● **Direction**
Extract from the listing each line in which the word "Contractor" appears.

▶

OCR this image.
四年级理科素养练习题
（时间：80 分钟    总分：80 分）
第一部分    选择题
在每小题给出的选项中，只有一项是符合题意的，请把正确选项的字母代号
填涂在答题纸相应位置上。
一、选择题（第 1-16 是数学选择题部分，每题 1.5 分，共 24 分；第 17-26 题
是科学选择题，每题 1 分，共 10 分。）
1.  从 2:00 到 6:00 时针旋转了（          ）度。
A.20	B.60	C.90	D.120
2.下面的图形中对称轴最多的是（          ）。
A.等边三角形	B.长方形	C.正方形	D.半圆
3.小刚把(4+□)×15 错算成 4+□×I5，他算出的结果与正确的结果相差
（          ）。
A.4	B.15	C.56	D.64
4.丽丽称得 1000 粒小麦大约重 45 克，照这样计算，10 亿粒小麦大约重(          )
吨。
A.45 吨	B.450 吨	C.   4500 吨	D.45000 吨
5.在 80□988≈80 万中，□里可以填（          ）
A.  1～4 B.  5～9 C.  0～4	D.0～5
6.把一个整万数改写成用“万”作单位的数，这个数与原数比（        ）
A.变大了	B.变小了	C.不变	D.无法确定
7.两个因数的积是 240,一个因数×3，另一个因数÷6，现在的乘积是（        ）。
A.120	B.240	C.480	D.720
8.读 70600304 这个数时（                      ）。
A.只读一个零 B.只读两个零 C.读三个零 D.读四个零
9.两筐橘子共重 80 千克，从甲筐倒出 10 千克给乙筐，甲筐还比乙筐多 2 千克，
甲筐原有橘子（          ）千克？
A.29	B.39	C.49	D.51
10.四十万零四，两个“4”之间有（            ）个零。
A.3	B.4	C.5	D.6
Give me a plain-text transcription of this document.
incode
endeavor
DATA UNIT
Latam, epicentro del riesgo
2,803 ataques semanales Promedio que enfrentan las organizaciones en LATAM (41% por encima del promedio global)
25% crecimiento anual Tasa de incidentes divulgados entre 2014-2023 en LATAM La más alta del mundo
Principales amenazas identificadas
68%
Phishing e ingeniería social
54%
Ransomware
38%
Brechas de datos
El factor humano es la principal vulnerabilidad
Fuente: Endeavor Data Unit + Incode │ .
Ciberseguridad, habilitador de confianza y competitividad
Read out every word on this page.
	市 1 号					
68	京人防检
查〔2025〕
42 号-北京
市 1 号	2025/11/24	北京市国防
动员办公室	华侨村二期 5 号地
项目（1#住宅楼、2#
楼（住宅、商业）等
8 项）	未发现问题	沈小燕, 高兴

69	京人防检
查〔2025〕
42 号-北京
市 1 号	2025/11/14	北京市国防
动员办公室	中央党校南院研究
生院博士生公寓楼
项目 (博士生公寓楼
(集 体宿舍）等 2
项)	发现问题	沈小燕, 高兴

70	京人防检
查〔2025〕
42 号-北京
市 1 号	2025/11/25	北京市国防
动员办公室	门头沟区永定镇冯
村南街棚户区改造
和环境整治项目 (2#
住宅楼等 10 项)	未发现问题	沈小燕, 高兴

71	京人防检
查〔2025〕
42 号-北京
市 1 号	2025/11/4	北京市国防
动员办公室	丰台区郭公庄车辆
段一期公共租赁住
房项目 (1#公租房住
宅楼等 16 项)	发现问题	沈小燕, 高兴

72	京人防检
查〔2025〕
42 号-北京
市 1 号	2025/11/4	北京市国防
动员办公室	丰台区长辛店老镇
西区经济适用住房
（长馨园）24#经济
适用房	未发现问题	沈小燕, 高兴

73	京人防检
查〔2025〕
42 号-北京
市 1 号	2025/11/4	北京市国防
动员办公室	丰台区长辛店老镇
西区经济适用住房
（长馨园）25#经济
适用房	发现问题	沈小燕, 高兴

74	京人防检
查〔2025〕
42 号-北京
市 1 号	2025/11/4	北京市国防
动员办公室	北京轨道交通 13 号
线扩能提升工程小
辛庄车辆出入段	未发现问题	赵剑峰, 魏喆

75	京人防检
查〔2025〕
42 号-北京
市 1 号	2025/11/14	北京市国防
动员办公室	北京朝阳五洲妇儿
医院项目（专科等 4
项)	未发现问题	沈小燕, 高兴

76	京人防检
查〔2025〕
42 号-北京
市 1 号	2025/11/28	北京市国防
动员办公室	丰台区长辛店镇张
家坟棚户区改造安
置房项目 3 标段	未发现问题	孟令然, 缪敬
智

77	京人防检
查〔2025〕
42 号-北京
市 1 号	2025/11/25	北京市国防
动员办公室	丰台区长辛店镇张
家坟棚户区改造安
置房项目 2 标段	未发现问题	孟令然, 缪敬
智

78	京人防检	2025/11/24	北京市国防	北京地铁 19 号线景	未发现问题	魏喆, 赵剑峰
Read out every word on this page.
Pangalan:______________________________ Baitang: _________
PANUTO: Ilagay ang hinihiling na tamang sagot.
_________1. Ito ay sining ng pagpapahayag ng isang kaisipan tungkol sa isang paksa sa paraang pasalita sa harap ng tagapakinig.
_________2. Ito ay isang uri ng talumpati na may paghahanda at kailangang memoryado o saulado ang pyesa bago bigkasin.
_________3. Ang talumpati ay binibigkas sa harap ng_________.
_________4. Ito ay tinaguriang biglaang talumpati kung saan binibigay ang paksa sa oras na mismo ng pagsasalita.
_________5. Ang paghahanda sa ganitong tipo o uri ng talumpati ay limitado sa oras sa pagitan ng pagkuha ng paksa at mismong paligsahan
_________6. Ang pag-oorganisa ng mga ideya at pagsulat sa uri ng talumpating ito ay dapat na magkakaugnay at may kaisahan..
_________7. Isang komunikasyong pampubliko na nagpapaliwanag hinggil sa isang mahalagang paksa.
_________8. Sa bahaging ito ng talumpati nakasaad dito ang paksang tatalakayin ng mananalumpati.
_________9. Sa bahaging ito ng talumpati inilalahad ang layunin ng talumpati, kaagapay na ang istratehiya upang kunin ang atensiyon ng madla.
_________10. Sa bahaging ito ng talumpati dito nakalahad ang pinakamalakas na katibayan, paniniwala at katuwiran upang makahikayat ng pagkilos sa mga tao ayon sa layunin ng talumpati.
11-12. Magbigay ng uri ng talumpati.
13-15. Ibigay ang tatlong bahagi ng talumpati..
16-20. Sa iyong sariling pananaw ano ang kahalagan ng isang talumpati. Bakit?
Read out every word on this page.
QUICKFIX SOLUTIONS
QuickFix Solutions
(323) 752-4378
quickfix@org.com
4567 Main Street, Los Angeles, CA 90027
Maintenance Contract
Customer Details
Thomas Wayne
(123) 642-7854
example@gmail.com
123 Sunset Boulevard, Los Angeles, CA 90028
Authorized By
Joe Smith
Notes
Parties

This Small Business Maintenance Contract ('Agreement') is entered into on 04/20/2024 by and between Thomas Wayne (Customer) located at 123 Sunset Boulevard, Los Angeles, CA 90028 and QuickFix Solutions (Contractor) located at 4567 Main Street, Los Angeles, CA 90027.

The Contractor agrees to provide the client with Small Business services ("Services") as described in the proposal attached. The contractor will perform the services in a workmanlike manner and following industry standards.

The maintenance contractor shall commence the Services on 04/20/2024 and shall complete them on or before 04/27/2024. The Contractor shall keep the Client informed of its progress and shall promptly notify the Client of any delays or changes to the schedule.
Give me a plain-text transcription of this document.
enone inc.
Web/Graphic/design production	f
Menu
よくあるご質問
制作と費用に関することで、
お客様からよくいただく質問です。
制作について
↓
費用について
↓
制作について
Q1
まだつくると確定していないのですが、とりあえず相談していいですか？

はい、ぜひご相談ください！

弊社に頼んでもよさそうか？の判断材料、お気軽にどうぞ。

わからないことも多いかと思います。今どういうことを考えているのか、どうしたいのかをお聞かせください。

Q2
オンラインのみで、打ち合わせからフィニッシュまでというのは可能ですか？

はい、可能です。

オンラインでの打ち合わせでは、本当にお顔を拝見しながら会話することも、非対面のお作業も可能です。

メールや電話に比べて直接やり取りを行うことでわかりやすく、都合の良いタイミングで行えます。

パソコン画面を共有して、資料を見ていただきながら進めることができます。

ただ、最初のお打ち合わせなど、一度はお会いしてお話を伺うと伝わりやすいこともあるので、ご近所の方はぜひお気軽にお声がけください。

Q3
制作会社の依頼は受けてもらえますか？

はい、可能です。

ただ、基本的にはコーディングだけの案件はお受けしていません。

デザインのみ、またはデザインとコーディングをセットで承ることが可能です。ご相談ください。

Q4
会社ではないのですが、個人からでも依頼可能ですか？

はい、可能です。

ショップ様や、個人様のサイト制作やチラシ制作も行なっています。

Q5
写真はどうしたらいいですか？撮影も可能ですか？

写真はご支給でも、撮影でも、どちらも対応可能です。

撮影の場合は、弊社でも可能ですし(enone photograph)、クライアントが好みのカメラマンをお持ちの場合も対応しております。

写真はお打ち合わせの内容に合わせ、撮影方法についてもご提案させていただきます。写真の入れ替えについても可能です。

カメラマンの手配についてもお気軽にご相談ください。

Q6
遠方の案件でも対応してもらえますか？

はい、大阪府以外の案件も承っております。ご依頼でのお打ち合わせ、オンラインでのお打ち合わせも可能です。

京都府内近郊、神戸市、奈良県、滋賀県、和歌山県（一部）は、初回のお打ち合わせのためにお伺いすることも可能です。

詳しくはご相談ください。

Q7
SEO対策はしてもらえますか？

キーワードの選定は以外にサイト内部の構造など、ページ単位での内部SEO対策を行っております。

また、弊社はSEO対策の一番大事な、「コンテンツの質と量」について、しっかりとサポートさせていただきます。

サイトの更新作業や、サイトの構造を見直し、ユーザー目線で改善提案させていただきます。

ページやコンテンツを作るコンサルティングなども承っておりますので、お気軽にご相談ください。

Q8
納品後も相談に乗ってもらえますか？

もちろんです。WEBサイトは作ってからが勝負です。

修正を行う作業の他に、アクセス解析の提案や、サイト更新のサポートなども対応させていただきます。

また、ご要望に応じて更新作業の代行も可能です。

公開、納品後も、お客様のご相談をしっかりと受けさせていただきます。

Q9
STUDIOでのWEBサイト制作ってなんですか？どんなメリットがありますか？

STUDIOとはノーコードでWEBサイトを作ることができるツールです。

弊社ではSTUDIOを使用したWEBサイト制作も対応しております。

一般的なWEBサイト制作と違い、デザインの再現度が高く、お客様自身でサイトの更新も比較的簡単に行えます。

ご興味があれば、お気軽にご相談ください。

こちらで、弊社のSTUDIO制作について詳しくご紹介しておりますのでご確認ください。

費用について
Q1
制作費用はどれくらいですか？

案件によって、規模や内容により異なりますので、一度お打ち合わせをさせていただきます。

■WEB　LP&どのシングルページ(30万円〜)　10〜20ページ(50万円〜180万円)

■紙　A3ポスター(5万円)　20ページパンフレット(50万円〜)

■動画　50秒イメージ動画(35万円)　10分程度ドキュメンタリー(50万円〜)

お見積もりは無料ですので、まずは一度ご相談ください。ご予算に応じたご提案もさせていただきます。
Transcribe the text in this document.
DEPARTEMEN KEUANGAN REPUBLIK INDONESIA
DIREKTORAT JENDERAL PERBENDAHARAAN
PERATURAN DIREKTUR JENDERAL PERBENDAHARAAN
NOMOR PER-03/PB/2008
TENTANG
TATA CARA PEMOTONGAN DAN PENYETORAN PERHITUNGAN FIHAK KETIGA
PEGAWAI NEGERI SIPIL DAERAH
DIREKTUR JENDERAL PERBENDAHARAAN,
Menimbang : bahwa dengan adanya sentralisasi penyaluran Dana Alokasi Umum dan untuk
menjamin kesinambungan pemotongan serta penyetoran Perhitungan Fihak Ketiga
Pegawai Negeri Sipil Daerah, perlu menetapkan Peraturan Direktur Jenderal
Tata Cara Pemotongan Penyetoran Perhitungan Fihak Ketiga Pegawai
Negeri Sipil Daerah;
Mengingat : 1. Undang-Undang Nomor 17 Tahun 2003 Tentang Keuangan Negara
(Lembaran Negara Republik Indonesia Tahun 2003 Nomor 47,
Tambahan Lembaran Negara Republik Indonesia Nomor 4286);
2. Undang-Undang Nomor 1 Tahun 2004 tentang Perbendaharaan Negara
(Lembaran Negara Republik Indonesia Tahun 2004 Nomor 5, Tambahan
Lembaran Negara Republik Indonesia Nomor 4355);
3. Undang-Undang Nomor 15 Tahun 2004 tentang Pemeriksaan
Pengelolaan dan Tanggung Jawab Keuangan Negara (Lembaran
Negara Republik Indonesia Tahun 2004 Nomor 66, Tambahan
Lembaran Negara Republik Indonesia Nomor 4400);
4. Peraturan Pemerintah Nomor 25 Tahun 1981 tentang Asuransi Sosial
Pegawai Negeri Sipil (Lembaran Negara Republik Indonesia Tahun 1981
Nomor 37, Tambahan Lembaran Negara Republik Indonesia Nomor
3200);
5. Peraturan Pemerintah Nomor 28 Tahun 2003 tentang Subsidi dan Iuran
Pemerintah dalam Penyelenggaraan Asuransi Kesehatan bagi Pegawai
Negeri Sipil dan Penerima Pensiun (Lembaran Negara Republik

◀

● **Written response**
This Small Business Maintenance Contract ('Agreement') is entered into on 04/20/2024 by and between Thomas Wayne (Customer) located at 123 Sunset Boulevard, Los Angeles, CA 90028 and QuickFix Solutions (Contractor) located at 4567 Main Street, Los Angeles, CA 90027.
The Contractor agrees to provide the client with Small Business services ("Services") as described in the proposal attached. The contractor will perform the services in a workmanlike manner and following industry standards.
The maintenance contractor shall commence the Services on 04/20/2024 and shall complete them on or before 04/27/2024. The Contractor shall keep the Client informed of its progress and shall promptly notify the Client of any delays or changes to the schedule.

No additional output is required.